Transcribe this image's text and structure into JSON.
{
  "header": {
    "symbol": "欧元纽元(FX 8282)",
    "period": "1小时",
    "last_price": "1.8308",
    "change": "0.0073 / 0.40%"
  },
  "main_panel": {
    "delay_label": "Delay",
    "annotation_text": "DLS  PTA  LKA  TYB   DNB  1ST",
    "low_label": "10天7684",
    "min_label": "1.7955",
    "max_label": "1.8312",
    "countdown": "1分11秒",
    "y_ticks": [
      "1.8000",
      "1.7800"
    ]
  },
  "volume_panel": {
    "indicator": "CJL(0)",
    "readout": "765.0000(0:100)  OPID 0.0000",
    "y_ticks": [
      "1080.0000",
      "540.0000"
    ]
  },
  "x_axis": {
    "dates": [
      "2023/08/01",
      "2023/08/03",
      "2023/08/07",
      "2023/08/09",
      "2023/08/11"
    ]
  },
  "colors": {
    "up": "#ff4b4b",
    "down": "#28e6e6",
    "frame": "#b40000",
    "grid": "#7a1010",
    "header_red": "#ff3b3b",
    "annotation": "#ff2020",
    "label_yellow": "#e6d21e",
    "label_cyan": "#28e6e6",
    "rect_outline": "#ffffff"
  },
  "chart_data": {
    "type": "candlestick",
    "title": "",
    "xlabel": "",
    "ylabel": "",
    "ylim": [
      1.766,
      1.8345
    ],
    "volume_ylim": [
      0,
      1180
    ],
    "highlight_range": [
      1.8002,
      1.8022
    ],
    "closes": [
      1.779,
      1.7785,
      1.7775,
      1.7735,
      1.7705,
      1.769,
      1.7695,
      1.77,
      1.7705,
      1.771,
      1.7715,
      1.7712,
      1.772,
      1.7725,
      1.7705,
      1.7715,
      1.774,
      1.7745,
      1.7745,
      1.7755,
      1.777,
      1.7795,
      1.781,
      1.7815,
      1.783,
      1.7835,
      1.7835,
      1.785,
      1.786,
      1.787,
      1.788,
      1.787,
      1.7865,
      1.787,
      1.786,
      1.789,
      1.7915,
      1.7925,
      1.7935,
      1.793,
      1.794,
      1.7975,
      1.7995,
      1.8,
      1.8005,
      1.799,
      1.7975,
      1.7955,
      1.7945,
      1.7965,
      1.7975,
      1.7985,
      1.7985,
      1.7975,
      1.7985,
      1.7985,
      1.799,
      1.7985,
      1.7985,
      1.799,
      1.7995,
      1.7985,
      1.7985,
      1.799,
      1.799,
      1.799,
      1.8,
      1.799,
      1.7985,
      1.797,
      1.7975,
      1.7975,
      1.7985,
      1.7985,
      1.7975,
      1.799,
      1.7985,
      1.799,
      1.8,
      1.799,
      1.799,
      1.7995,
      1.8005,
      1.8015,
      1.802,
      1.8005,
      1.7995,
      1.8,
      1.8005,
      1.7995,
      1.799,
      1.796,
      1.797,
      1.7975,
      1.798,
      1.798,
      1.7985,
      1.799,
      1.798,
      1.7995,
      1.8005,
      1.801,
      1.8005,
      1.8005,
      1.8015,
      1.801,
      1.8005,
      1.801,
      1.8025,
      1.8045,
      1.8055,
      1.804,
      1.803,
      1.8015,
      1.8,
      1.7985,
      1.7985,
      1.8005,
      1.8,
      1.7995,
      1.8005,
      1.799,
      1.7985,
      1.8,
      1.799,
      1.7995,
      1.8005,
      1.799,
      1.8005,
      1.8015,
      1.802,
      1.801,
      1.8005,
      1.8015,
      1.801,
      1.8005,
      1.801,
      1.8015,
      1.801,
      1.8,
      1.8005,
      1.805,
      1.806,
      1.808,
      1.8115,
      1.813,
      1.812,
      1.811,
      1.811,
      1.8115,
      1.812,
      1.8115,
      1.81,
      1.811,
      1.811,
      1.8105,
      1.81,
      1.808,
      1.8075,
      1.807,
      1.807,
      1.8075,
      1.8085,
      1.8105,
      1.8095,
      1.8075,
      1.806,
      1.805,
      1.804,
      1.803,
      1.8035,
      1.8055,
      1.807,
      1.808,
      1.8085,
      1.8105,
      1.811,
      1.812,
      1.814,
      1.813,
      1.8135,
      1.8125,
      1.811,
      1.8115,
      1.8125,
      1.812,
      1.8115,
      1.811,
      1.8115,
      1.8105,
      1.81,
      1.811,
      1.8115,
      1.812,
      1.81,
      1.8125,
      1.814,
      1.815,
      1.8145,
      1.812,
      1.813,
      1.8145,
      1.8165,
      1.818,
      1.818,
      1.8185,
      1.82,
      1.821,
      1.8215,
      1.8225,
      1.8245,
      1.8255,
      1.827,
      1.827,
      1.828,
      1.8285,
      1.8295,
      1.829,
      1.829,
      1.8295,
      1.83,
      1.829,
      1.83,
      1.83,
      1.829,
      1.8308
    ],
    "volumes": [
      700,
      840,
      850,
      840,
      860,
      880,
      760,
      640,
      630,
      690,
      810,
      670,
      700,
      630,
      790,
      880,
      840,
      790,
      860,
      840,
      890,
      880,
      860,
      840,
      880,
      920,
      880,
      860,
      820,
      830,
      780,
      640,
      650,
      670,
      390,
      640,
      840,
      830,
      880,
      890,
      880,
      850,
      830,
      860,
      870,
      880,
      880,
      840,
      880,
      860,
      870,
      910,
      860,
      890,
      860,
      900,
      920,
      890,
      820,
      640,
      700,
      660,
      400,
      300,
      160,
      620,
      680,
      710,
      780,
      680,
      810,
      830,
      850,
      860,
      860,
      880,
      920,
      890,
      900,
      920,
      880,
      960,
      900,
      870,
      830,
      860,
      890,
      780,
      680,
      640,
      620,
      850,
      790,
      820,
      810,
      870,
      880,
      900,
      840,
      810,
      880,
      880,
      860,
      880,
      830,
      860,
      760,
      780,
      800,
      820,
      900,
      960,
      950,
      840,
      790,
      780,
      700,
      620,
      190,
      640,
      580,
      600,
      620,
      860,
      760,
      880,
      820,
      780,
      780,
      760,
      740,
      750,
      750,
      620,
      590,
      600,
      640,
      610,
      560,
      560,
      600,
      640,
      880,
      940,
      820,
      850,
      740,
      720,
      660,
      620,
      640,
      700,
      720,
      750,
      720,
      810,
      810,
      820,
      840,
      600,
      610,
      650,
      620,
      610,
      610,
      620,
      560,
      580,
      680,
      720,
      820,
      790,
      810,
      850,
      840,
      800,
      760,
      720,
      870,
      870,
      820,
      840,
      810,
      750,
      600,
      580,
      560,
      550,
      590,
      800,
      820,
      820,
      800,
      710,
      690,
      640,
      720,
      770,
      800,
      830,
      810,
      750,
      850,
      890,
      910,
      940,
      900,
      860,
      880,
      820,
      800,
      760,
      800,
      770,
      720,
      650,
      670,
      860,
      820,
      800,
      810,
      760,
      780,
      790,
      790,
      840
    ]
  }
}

________________________________________

### Given instruction
Write out the whole listing again. Match it word for word.

### Response below
Transcribe this image's text and structure into JSON.
{
  "header": {
    "symbol": "欧元纽元(FX 8282)",
    "period": "1小时",
    "last_price": "1.8308",
    "change": "0.0073 / 0.40%"
  },
  "main_panel": {
    "delay_label": "Delay",
    "annotation_text": "DLS  PTA  LKA  TYB   DNB  1ST",
    "low_label": "10天7684",
    "min_label": "1.7955",
    "max_label": "1.8312",
    "countdown": "1分11秒",
    "y_ticks": [
      "1.8000",
      "1.7800"
    ]
  },
  "volume_panel": {
    "indicator": "CJL(0)",
    "readout": "765.0000(0:100)  OPID 0.0000",
    "y_ticks": [
      "1080.0000",
      "540.0000"
    ]
  },
  "x_axis": {
    "dates": [
      "2023/08/01",
      "2023/08/03",
      "2023/08/07",
      "2023/08/09",
      "2023/08/11"
    ]
  },
  "colors": {
    "up": "#ff4b4b",
    "down": "#28e6e6",
    "frame": "#b40000",
    "grid": "#7a1010",
    "header_red": "#ff3b3b",
    "annotation": "#ff2020",
    "label_yellow": "#e6d21e",
    "label_cyan": "#28e6e6",
    "rect_outline": "#ffffff"
  },
  "chart_data": {
    "type": "candlestick",
    "title": "",
    "xlabel": "",
    "ylabel": "",
    "ylim": [
      1.766,
      1.8345
    ],
    "volume_ylim": [
      0,
      1180
    ],
    "highlight_range": [
      1.8002,
      1.8022
    ],
    "closes": [
      1.779,
      1.7785,
      1.7775,
      1.7735,
      1.7705,
      1.769,
      1.7695,
      1.77,
      1.7705,
      1.771,
      1.7715,
      1.7712,
      1.772,
      1.7725,
      1.7705,
      1.7715,
      1.774,
      1.7745,
      1.7745,
      1.7755,
      1.777,
      1.7795,
      1.781,
      1.7815,
      1.783,
      1.7835,
      1.7835,
      1.785,
      1.786,
      1.787,
      1.788,
      1.787,
      1.7865,
      1.787,
      1.786,
      1.789,
      1.7915,
      1.7925,
      1.7935,
      1.793,
      1.794,
      1.7975,
      1.7995,
      1.8,
      1.8005,
      1.799,
      1.7975,
      1.7955,
      1.7945,
      1.7965,
      1.7975,
      1.7985,
      1.7985,
      1.7975,
      1.7985,
      1.7985,
      1.799,
      1.7985,
      1.7985,
      1.799,
      1.7995,
      1.7985,
      1.7985,
      1.799,
      1.799,
      1.799,
      1.8,
      1.799,
      1.7985,
      1.797,
      1.7975,
      1.7975,
      1.7985,
      1.7985,
      1.7975,
      1.799,
      1.7985,
      1.799,
      1.8,
      1.799,
      1.799,
      1.7995,
      1.8005,
      1.8015,
      1.802,
      1.8005,
      1.7995,
      1.8,
      1.8005,
      1.7995,
      1.799,
      1.796,
      1.797,
      1.7975,
      1.798,
      1.798,
      1.7985,
      1.799,
      1.798,
      1.7995,
      1.8005,
      1.801,
      1.8005,
      1.8005,
      1.8015,
      1.801,
      1.8005,
      1.801,
      1.8025,
      1.8045,
      1.8055,
      1.804,
      1.803,
      1.8015,
      1.8,
      1.7985,
      1.7985,
      1.8005,
      1.8,
      1.7995,
      1.8005,
      1.799,
      1.7985,
      1.8,
      1.799,
      1.7995,
      1.8005,
      1.799,
      1.8005,
      1.8015,
      1.802,
      1.801,
      1.8005,
      1.8015,
      1.801,
      1.8005,
      1.801,
      1.8015,
      1.801,
      1.8,
      1.8005,
      1.805,
      1.806,
      1.808,
      1.8115,
      1.813,
      1.812,
      1.811,
      1.811,
      1.8115,
      1.812,
      1.8115,
      1.81,
      1.811,
      1.811,
      1.8105,
      1.81,
      1.808,
      1.8075,
      1.807,
      1.807,
      1.8075,
      1.8085,
      1.8105,
      1.8095,
      1.8075,
      1.806,
      1.805,
      1.804,
      1.803,
      1.8035,
      1.8055,
      1.807,
      1.808,
      1.8085,
      1.8105,
      1.811,
      1.812,
      1.814,
      1.813,
      1.8135,
      1.8125,
      1.811,
      1.8115,
      1.8125,
      1.812,
      1.8115,
      1.811,
      1.8115,
      1.8105,
      1.81,
      1.811,
      1.8115,
      1.812,
      1.81,
      1.8125,
      1.814,
      1.815,
      1.8145,
      1.812,
      1.813,
      1.8145,
      1.8165,
      1.818,
      1.818,
      1.8185,
      1.82,
      1.821,
      1.8215,
      1.8225,
      1.8245,
      1.8255,
      1.827,
      1.827,
      1.828,
      1.8285,
      1.8295,
      1.829,
      1.829,
      1.8295,
      1.83,
      1.829,
      1.83,
      1.83,
      1.829,
      1.8308
    ],
    "volumes": [
      700,
      840,
      850,
      840,
      860,
      880,
      760,
      640,
      630,
      690,
      810,
      670,
      700,
      630,
      790,
      880,
      840,
      790,
      860,
      840,
      890,
      880,
      860,
      840,
      880,
      920,
      880,
      860,
      820,
      830,
      780,
      640,
      650,
      670,
      390,
      640,
      840,
      830,
      880,
      890,
      880,
      850,
      830,
      860,
      870,
      880,
      880,
      840,
      880,
      860,
      870,
      910,
      860,
      890,
      860,
      900,
      920,
      890,
      820,
      640,
      700,
      660,
      400,
      300,
      160,
      620,
      680,
      710,
      780,
      680,
      810,
      830,
      850,
      860,
      860,
      880,
      920,
      890,
      900,
      920,
      880,
      960,
      900,
      870,
      830,
      860,
      890,
      780,
      680,
      640,
      620,
      850,
      790,
      820,
      810,
      870,
      880,
      900,
      840,
      810,
      880,
      880,
      860,
      880,
      830,
      860,
      760,
      780,
      800,
      820,
      900,
      960,
      950,
      840,
      790,
      780,
      700,
      620,
      190,
      640,
      580,
      600,
      620,
      860,
      760,
      880,
      820,
      780,
      780,
      760,
      740,
      750,
      750,
      620,
      590,
      600,
      640,
      610,
      560,
      560,
      600,
      640,
      880,
      940,
      820,
      850,
      740,
      720,
      660,
      620,
      640,
      700,
      720,
      750,
      720,
      810,
      810,
      820,
      840,
      600,
      610,
      650,
      620,
      610,
      610,
      620,
      560,
      580,
      680,
      720,
      820,
      790,
      810,
      850,
      840,
      800,
      760,
      720,
      870,
      870,
      820,
      840,
      810,
      750,
      600,
      580,
      560,
      550,
      590,
      800,
      820,
      820,
      800,
      710,
      690,
      640,
      720,
      770,
      800,
      830,
      810,
      750,
      850,
      890,
      910,
      940,
      900,
      860,
      880,
      820,
      800,
      760,
      800,
      770,
      720,
      650,
      670,
      860,
      820,
      800,
      810,
      760,
      780,
      790,
      790,
      840
    ]
  }
}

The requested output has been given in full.